===== 対象文 =====

| 要旨トップ | 目次 | | 日本生態学会第68回全国大会 (2021年3月、岡山) 講演要旨 ESJ68 Abstract |
一般講演(ポスター発表) P1-106 (Poster presentation)
体サイズの同類交配に関わる進化学的事象の理解には、その同類交配がどのようなメカニズムで生じているかを解明する必要がある。例えば、繁殖能力の高い体の大きなメスを獲得するオス間競争において体の大きなオスが有利であることは、体サイズの同類交配をもたらす主要なメカニズムである。しかし、猛禽類の体サイズの同類交配では異なるメカニズムが働いている可能性がある。なぜなら鳥類のメスは昆虫や魚類と比して産卵数が少ないので繁殖能力の個体差も小さいから、そして猛禽類では小さなオスが選択的に有利であると考えられているからである。我々はフクロウの一種であるリュウキュウコノハズクの長期研究個体群を用いて、同類交配の生成メカニズムの解明を試みた。解析には778個体のデータを用いた。翼長に関して有意な同類交配が生じていることが明らかになった。その有意性は、サイズの似た者同士が受動的に出会いやすいという状況を考慮したうえでも有意性が維持されていた。ゆえに、翼長に関して積極的に配偶相手を選ぶことで同類交配が生じていることが示唆された。また、縄張りを所有する個体が変わった際に、その変化前後で所有者の翼長に有意な違いはなく、翼長が個体間の争いにおける有利さに寄与しないことが示唆された。さらに、翼の短いオスは多くのリクルートを残すことが示唆された。また定着が早いメスは有意ではないものの翼が短い傾向にあった。本種は、オスが縄張りを先に獲得しそこにメスが定着することでつがいが形成される。したがって、リュウキュウコノハズクはオスではなくメスが積極的に小さなオスを配偶相手に選び、体の小さなメスがその選択において有利であることで、体サイズの同類交配が生じている可能性がある。小さなメスが小さなオスを選ぶという説明は、大きいオスが大きいメスを選ぶという従来の説明と対をなすものであり、体サイズの同類交配が生じるメカニズムとして新しい。

=====

== 作業指示 A ==
対象文で「示唆された」と述べられている事柄をすべて挙げてください。
== 作業指示 B ==
対象文の「本種は、オスが縄張りを先に獲得しそこにメスが定着することでつがいが形成される。」を英語に訳してください。
== 作業指示 C ==
対象文について次の問いに答えてください。
(i) 解析には何個体のデータが用いられたか。
(ii) 有意な同類交配が生じていることが明らかになったのはどの形質か。
(iii) 定着が早いメスにはどのような傾向があったか。

===== 表示データ =====

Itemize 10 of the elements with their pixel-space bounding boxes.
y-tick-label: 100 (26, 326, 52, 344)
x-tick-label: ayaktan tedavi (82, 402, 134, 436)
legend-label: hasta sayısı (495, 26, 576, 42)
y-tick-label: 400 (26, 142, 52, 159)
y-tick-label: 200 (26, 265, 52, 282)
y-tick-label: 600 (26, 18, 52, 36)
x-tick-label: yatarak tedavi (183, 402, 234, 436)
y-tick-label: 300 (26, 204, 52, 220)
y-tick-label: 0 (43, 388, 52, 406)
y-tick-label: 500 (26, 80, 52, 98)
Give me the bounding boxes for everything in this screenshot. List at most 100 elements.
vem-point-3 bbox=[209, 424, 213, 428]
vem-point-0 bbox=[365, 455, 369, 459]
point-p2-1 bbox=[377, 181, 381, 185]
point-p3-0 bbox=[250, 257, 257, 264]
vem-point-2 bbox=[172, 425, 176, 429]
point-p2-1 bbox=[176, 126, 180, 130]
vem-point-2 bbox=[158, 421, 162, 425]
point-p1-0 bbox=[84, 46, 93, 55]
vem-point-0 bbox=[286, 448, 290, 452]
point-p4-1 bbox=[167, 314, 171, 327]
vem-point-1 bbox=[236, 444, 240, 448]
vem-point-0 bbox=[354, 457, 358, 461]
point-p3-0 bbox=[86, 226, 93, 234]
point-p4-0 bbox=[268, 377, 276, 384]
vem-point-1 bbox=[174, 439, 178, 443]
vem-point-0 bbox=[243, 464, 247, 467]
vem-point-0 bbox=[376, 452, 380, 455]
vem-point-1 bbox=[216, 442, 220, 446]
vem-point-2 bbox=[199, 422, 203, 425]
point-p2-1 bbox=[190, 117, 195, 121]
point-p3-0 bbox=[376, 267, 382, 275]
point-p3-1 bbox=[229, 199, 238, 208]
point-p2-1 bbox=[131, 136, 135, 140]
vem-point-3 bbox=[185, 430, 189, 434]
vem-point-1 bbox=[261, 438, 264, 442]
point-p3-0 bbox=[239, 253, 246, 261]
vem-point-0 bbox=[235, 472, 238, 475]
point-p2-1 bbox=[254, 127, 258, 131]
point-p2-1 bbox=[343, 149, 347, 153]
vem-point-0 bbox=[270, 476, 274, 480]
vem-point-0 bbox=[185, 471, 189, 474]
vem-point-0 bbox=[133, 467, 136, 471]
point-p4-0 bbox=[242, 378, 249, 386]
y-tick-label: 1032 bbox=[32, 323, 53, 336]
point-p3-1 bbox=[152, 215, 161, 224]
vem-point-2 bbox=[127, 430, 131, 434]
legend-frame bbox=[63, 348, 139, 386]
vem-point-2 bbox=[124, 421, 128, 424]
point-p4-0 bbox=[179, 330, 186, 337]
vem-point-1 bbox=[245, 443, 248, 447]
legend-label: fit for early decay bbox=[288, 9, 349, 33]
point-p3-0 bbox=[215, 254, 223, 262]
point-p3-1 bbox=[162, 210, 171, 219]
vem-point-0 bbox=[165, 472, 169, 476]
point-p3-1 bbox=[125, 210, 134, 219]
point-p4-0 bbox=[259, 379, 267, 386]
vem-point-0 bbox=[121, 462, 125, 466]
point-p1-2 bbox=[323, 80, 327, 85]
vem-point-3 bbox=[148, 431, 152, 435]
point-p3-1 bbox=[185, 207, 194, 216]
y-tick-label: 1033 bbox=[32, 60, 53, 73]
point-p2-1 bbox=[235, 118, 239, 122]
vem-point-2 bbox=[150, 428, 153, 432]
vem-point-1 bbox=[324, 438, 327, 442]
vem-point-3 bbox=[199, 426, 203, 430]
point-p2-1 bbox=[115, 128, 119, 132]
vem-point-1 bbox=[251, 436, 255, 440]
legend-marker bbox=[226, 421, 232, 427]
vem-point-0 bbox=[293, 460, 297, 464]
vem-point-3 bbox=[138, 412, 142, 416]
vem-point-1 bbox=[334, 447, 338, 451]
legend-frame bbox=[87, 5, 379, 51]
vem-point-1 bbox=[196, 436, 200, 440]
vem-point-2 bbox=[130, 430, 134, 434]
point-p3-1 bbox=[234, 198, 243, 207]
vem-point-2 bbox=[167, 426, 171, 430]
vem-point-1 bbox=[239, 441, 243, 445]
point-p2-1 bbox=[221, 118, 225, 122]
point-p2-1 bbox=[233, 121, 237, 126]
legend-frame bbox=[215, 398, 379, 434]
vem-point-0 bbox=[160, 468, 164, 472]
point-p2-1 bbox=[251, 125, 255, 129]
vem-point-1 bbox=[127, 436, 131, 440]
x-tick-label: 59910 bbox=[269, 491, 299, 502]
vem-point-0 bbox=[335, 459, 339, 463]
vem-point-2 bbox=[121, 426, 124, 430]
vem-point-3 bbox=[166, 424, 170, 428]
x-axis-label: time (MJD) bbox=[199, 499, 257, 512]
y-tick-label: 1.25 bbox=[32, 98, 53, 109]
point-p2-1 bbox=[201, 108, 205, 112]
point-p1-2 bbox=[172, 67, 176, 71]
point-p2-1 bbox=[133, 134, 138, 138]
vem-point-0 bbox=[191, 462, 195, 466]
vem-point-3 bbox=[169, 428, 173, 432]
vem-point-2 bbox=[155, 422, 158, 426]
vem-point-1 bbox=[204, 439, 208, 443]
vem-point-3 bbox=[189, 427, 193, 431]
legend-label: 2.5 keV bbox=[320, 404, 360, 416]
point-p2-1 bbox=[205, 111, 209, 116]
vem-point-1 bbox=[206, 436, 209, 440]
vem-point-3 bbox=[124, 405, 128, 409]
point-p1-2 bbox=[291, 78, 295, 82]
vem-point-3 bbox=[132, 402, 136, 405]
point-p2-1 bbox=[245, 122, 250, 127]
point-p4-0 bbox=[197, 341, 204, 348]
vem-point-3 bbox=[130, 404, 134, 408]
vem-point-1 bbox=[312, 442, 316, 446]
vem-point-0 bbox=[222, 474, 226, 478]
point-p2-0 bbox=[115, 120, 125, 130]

=====

== 回答 A ==
・翼長に関して積極的に配偶相手を選ぶことで同類交配が生じていること
・翼長が個体間の争いにおける有利さに寄与しないこと
・翼の短いオスは多くのリクルートを残すこと

== 回答 B ==
In this species, pairs are formed when males first acquire territories and females then settle in them.

== 回答 C ==
(i) 778個体
(ii) 翼長
(iii) 有意ではないものの、翼が短い傾向にあった。